▸ Items from a figure collection:

(begin)

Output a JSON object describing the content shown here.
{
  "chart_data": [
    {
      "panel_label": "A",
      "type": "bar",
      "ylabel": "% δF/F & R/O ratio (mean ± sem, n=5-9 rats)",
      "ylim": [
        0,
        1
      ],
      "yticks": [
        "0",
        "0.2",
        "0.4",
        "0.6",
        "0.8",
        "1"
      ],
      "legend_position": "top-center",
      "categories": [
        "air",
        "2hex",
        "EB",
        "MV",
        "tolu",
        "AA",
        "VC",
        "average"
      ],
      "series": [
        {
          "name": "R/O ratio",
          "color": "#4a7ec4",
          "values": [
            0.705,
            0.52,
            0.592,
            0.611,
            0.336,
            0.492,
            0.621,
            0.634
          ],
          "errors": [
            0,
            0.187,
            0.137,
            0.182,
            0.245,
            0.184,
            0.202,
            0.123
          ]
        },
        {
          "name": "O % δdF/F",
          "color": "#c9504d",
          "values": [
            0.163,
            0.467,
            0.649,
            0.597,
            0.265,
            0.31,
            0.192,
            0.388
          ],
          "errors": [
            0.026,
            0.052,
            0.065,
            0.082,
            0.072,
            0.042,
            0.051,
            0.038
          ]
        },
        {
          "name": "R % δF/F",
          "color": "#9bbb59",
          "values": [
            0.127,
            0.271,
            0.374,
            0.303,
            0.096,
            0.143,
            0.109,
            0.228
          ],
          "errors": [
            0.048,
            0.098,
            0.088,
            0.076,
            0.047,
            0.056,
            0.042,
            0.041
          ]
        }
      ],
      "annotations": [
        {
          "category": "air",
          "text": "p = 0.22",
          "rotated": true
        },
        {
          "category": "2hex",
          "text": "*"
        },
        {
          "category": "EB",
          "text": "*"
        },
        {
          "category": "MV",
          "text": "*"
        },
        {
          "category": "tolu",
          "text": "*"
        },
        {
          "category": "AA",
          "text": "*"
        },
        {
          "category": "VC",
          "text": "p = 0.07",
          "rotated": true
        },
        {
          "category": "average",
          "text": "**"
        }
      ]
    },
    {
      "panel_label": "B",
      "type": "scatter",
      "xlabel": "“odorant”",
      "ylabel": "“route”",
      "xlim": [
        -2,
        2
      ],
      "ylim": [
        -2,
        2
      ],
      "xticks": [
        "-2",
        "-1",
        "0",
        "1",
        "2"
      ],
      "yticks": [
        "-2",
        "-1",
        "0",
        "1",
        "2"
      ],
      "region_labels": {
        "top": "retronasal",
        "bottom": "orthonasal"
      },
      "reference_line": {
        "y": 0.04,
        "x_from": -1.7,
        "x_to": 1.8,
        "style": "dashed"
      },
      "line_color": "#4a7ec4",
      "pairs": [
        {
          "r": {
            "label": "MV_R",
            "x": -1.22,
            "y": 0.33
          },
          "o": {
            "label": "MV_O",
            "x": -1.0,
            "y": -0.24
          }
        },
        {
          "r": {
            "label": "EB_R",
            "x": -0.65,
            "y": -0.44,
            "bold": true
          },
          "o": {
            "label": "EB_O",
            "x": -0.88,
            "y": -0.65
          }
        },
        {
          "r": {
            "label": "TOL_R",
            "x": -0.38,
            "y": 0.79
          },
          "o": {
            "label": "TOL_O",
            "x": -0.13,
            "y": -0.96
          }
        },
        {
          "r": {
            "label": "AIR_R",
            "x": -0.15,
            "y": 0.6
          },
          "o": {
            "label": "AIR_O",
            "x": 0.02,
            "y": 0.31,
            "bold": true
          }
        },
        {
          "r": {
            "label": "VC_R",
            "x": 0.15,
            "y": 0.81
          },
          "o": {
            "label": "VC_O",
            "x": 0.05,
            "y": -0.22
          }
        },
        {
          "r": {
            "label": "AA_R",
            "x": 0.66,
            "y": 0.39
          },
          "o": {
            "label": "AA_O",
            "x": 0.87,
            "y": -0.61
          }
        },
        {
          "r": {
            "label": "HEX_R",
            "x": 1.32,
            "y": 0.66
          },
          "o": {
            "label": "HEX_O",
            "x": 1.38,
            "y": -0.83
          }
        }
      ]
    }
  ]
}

(end)

▸ Written instruction:
All lines in the data that contain the word "ratio" should be copied.

▸ Written answer:
      "ylabel": "% δF/F & R/O ratio (mean ± sem, n=5-9 rats)",
          "name": "R/O ratio",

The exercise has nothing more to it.